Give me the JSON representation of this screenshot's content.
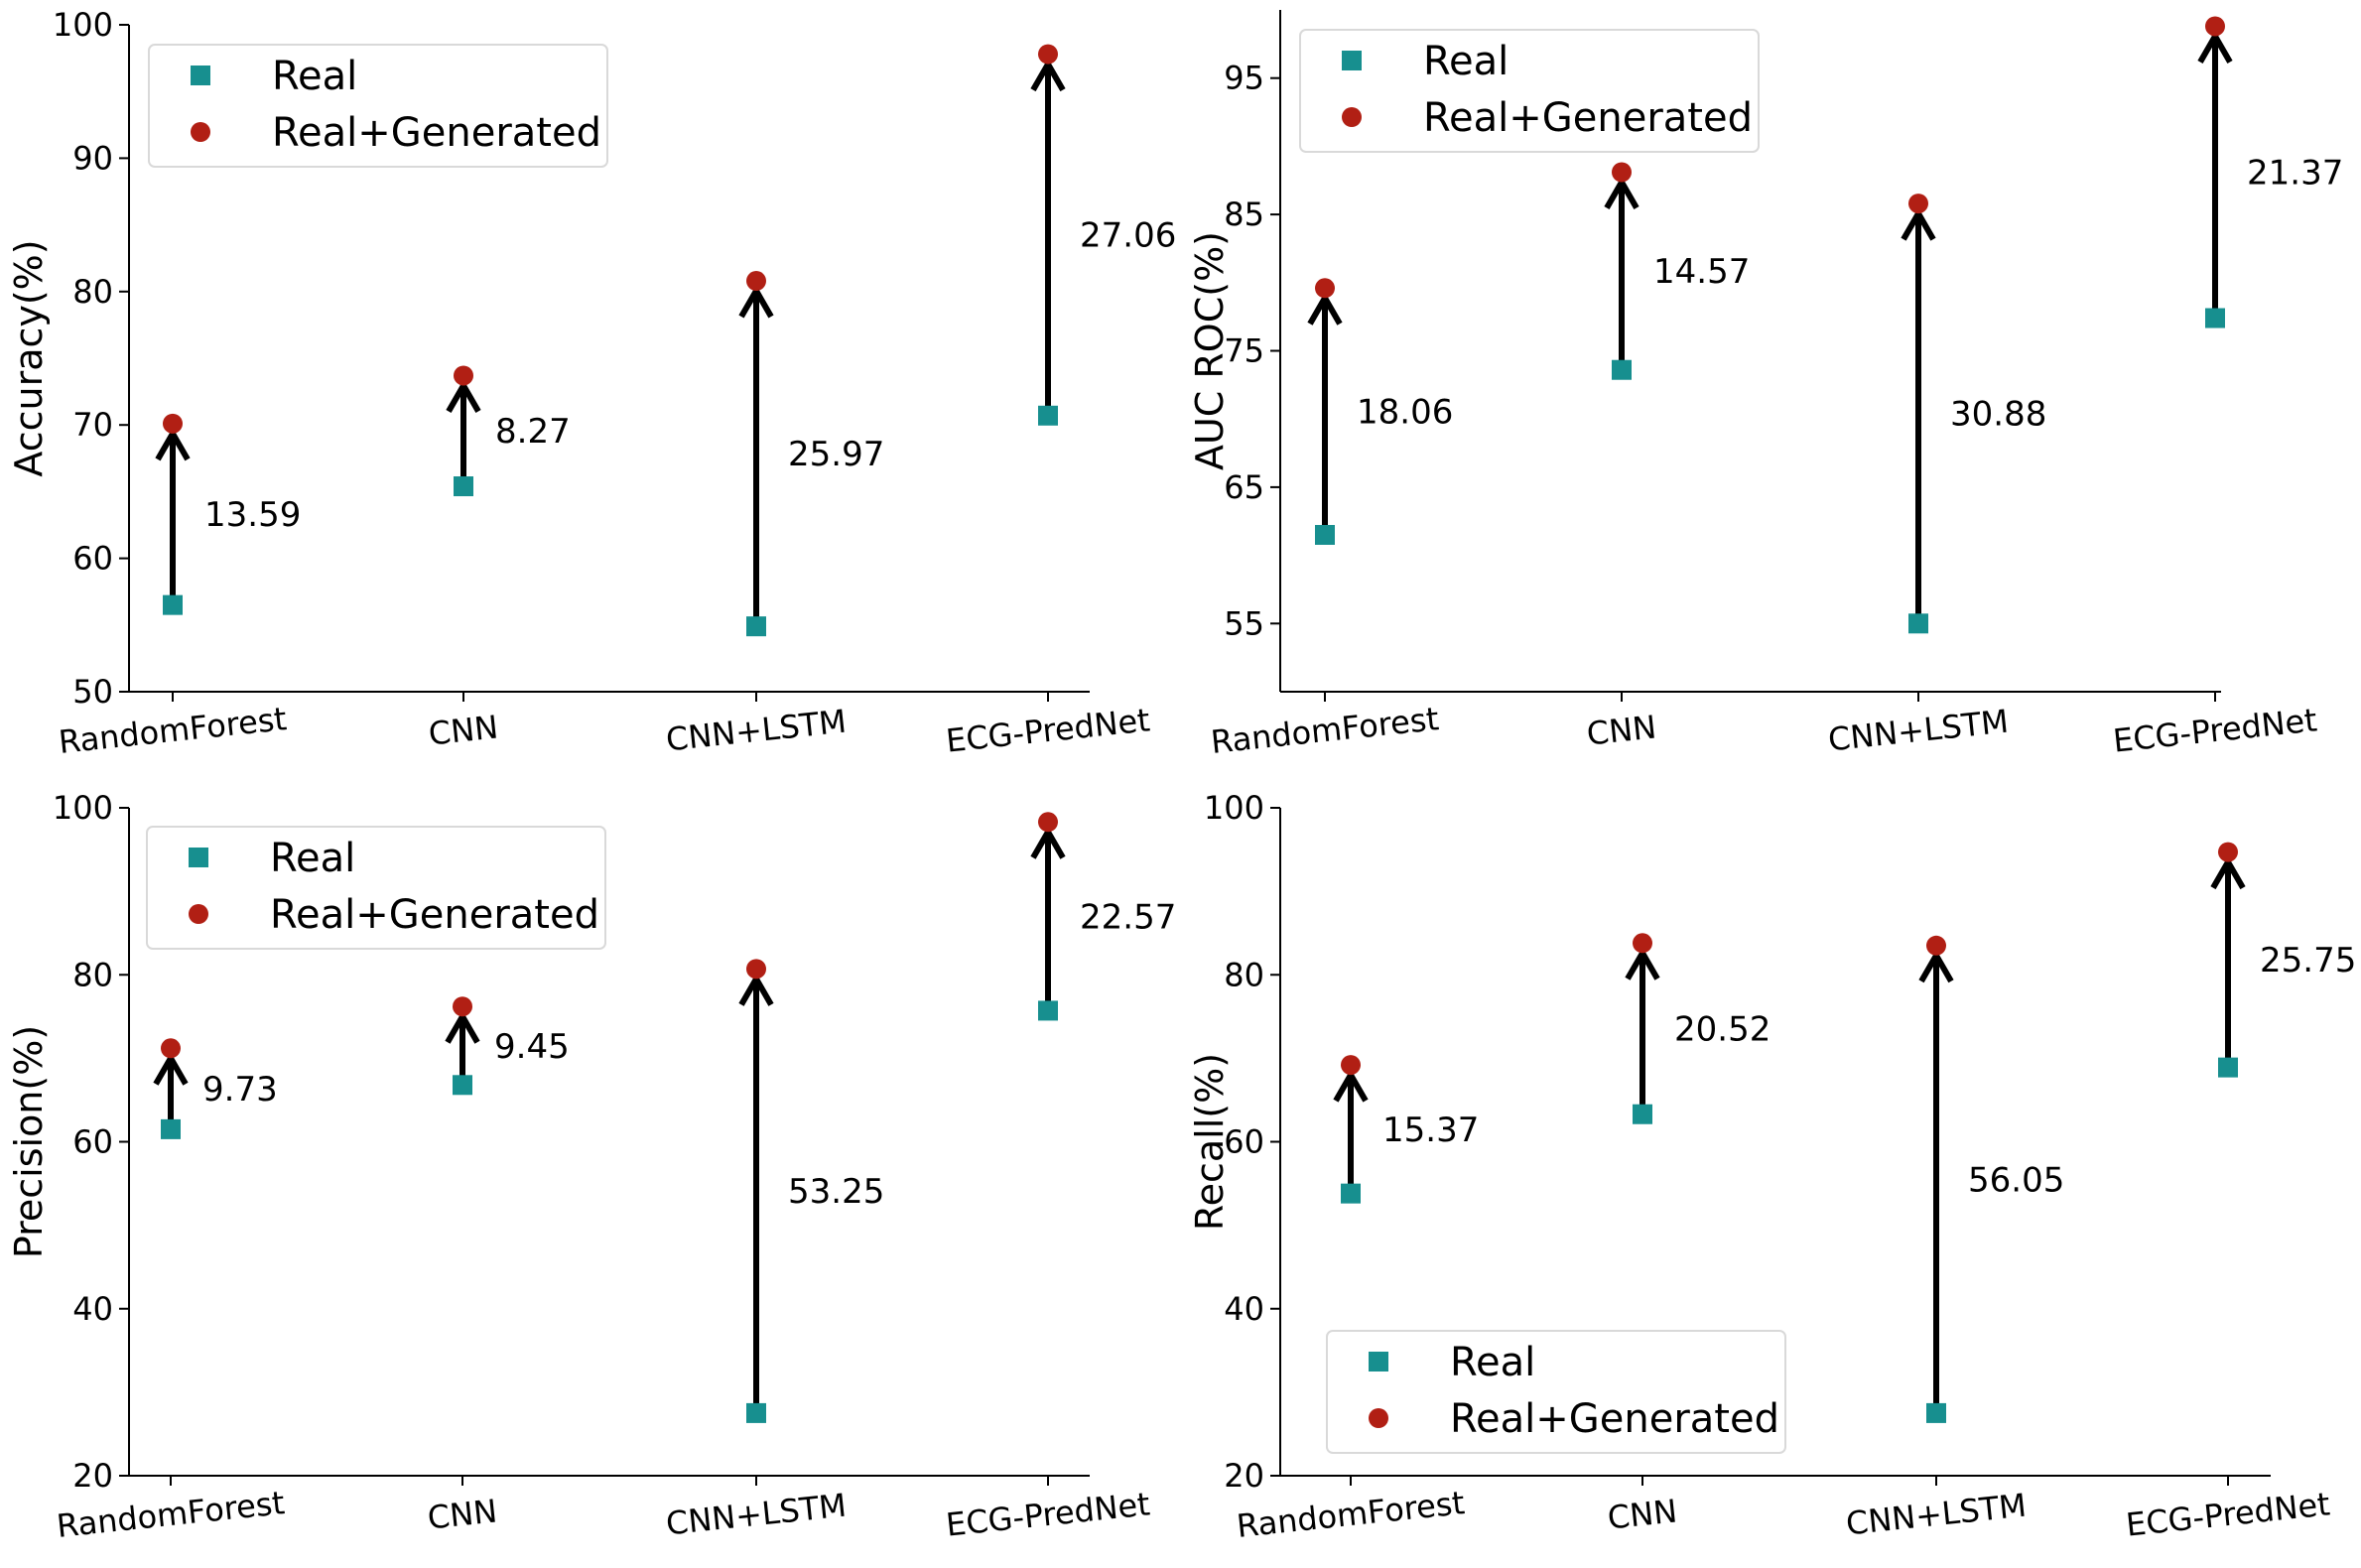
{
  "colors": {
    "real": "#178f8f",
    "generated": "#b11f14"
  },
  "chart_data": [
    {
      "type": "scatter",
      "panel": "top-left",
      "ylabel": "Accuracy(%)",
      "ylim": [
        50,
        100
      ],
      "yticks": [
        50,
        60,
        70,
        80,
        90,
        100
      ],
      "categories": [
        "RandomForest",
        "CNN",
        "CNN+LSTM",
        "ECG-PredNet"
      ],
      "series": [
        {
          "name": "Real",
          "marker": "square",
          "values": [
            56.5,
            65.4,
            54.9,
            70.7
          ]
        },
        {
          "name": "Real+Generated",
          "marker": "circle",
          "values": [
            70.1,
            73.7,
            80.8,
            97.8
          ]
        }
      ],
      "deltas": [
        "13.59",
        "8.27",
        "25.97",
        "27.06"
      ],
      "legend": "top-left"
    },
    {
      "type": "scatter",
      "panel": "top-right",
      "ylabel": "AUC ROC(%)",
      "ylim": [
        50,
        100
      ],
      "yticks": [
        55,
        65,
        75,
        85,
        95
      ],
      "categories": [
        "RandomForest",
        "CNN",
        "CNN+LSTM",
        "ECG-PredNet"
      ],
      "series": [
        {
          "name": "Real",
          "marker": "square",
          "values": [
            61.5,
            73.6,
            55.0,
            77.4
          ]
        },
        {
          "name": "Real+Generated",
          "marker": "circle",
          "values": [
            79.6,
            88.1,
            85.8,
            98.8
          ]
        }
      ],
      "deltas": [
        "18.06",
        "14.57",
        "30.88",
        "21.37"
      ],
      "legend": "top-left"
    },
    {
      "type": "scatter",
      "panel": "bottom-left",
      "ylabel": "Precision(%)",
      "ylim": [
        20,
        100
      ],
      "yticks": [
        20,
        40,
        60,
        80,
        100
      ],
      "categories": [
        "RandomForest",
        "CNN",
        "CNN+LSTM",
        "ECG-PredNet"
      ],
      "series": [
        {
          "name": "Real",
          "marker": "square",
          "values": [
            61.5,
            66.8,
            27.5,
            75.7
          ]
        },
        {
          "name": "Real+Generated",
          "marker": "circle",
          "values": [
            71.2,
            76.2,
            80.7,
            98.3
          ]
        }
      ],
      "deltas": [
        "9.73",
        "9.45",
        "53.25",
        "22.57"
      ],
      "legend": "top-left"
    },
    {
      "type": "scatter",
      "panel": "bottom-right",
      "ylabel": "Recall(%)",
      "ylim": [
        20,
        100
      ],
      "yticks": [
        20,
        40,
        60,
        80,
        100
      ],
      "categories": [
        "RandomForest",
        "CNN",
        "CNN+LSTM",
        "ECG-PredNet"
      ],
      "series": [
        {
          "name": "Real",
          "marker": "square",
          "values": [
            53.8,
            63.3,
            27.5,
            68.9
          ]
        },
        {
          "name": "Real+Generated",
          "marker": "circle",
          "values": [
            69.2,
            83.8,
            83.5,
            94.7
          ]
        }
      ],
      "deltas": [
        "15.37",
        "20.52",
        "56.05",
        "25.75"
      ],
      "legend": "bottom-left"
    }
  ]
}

====================

> **AIM**
Pictures are to be left out; the records above must be repeated word for word.

> **TASK RESPONSE**
Give me the JSON representation of this screenshot's content.
{
  "colors": {
    "real": "#178f8f",
    "generated": "#b11f14"
  },
  "chart_data": [
    {
      "type": "scatter",
      "panel": "top-left",
      "ylabel": "Accuracy(%)",
      "ylim": [
        50,
        100
      ],
      "yticks": [
        50,
        60,
        70,
        80,
        90,
        100
      ],
      "categories": [
        "RandomForest",
        "CNN",
        "CNN+LSTM",
        "ECG-PredNet"
      ],
      "series": [
        {
          "name": "Real",
          "marker": "square",
          "values": [
            56.5,
            65.4,
            54.9,
            70.7
          ]
        },
        {
          "name": "Real+Generated",
          "marker": "circle",
          "values": [
            70.1,
            73.7,
            80.8,
            97.8
          ]
        }
      ],
      "deltas": [
        "13.59",
        "8.27",
        "25.97",
        "27.06"
      ],
      "legend": "top-left"
    },
    {
      "type": "scatter",
      "panel": "top-right",
      "ylabel": "AUC ROC(%)",
      "ylim": [
        50,
        100
      ],
      "yticks": [
        55,
        65,
        75,
        85,
        95
      ],
      "categories": [
        "RandomForest",
        "CNN",
        "CNN+LSTM",
        "ECG-PredNet"
      ],
      "series": [
        {
          "name": "Real",
          "marker": "square",
          "values": [
            61.5,
            73.6,
            55.0,
            77.4
          ]
        },
        {
          "name": "Real+Generated",
          "marker": "circle",
          "values": [
            79.6,
            88.1,
            85.8,
            98.8
          ]
        }
      ],
      "deltas": [
        "18.06",
        "14.57",
        "30.88",
        "21.37"
      ],
      "legend": "top-left"
    },
    {
      "type": "scatter",
      "panel": "bottom-left",
      "ylabel": "Precision(%)",
      "ylim": [
        20,
        100
      ],
      "yticks": [
        20,
        40,
        60,
        80,
        100
      ],
      "categories": [
        "RandomForest",
        "CNN",
        "CNN+LSTM",
        "ECG-PredNet"
      ],
      "series": [
        {
          "name": "Real",
          "marker": "square",
          "values": [
            61.5,
            66.8,
            27.5,
            75.7
          ]
        },
        {
          "name": "Real+Generated",
          "marker": "circle",
          "values": [
            71.2,
            76.2,
            80.7,
            98.3
          ]
        }
      ],
      "deltas": [
        "9.73",
        "9.45",
        "53.25",
        "22.57"
      ],
      "legend": "top-left"
    },
    {
      "type": "scatter",
      "panel": "bottom-right",
      "ylabel": "Recall(%)",
      "ylim": [
        20,
        100
      ],
      "yticks": [
        20,
        40,
        60,
        80,
        100
      ],
      "categories": [
        "RandomForest",
        "CNN",
        "CNN+LSTM",
        "ECG-PredNet"
      ],
      "series": [
        {
          "name": "Real",
          "marker": "square",
          "values": [
            53.8,
            63.3,
            27.5,
            68.9
          ]
        },
        {
          "name": "Real+Generated",
          "marker": "circle",
          "values": [
            69.2,
            83.8,
            83.5,
            94.7
          ]
        }
      ],
      "deltas": [
        "15.37",
        "20.52",
        "56.05",
        "25.75"
      ],
      "legend": "bottom-left"
    }
  ]
}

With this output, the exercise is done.